▶ _Set problem_
Transcribe all of the data exactly. Omit the pictures.

[Dataset excerpt]
========

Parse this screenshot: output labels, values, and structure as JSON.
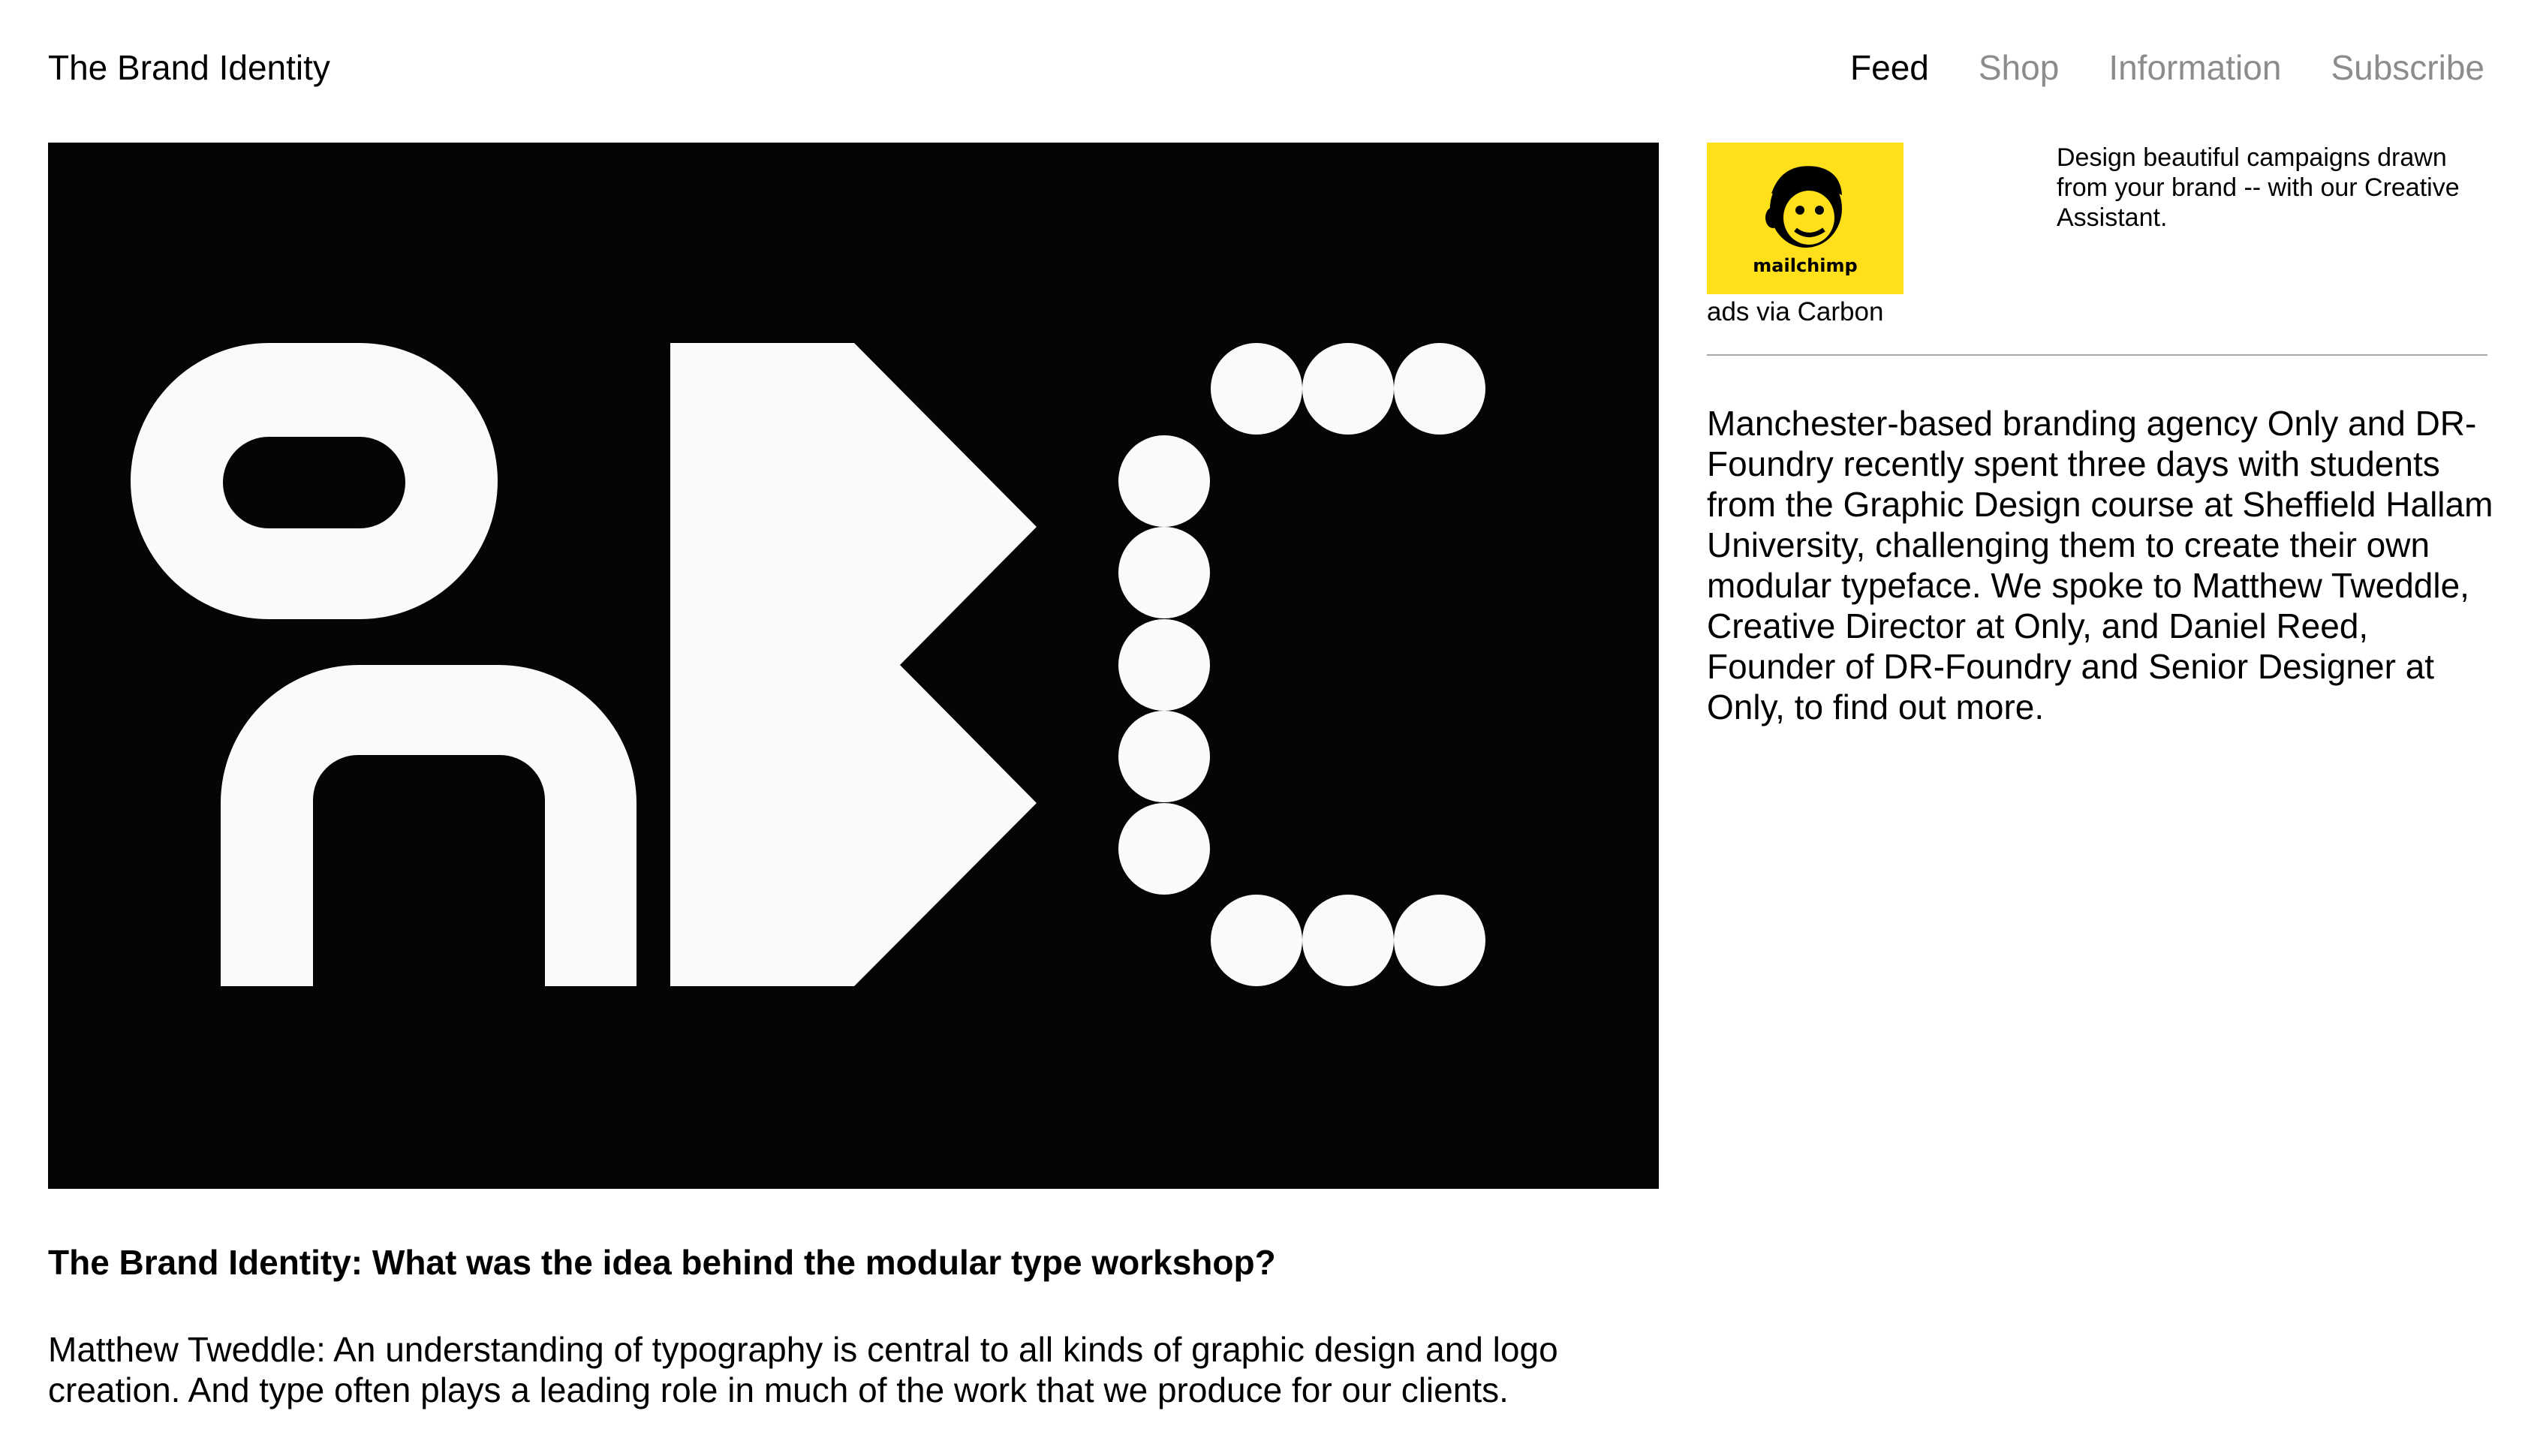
{
  "header": {
    "site_title": "The Brand Identity",
    "nav": [
      {
        "label": "Feed",
        "active": true
      },
      {
        "label": "Shop",
        "active": false
      },
      {
        "label": "Information",
        "active": false
      },
      {
        "label": "Subscribe",
        "active": false
      }
    ]
  },
  "hero": {
    "alt": "Modular typeface letters O, B, C",
    "background": "#050505",
    "glyph_color": "#fafafa"
  },
  "ad": {
    "logo_text": "mailchimp",
    "logo_icon": "mailchimp-freddie-icon",
    "brand_color": "#ffe01b",
    "via": "ads via Carbon",
    "text": "Design beautiful campaigns drawn from your brand -- with our Creative Assistant."
  },
  "article": {
    "intro": "Manchester-based branding agency Only and DR-Foundry recently spent three days with students from the Graphic Design course at Sheffield Hallam University, challenging them to create their own modular typeface. We spoke to Matthew Tweddle, Creative Director at Only, and Daniel Reed, Founder of DR-Foundry and Senior Designer at Only, to find out more.",
    "question": "The Brand Identity: What was the idea behind the modular type workshop?",
    "answer": "Matthew Tweddle: An understanding of typography is central to all kinds of graphic design and logo creation. And type often plays a leading role in much of the work that we produce for our clients."
  }
}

========

▶ _Correct answer_
Parse this screenshot: output labels, values, and structure as JSON.
{
  "header": {
    "site_title": "The Brand Identity",
    "nav": [
      {
        "label": "Feed",
        "active": true
      },
      {
        "label": "Shop",
        "active": false
      },
      {
        "label": "Information",
        "active": false
      },
      {
        "label": "Subscribe",
        "active": false
      }
    ]
  },
  "hero": {
    "alt": "Modular typeface letters O, B, C",
    "background": "#050505",
    "glyph_color": "#fafafa"
  },
  "ad": {
    "logo_text": "mailchimp",
    "logo_icon": "mailchimp-freddie-icon",
    "brand_color": "#ffe01b",
    "via": "ads via Carbon",
    "text": "Design beautiful campaigns drawn from your brand -- with our Creative Assistant."
  },
  "article": {
    "intro": "Manchester-based branding agency Only and DR-Foundry recently spent three days with students from the Graphic Design course at Sheffield Hallam University, challenging them to create their own modular typeface. We spoke to Matthew Tweddle, Creative Director at Only, and Daniel Reed, Founder of DR-Foundry and Senior Designer at Only, to find out more.",
    "question": "The Brand Identity: What was the idea behind the modular type workshop?",
    "answer": "Matthew Tweddle: An understanding of typography is central to all kinds of graphic design and logo creation. And type often plays a leading role in much of the work that we produce for our clients."
  }
}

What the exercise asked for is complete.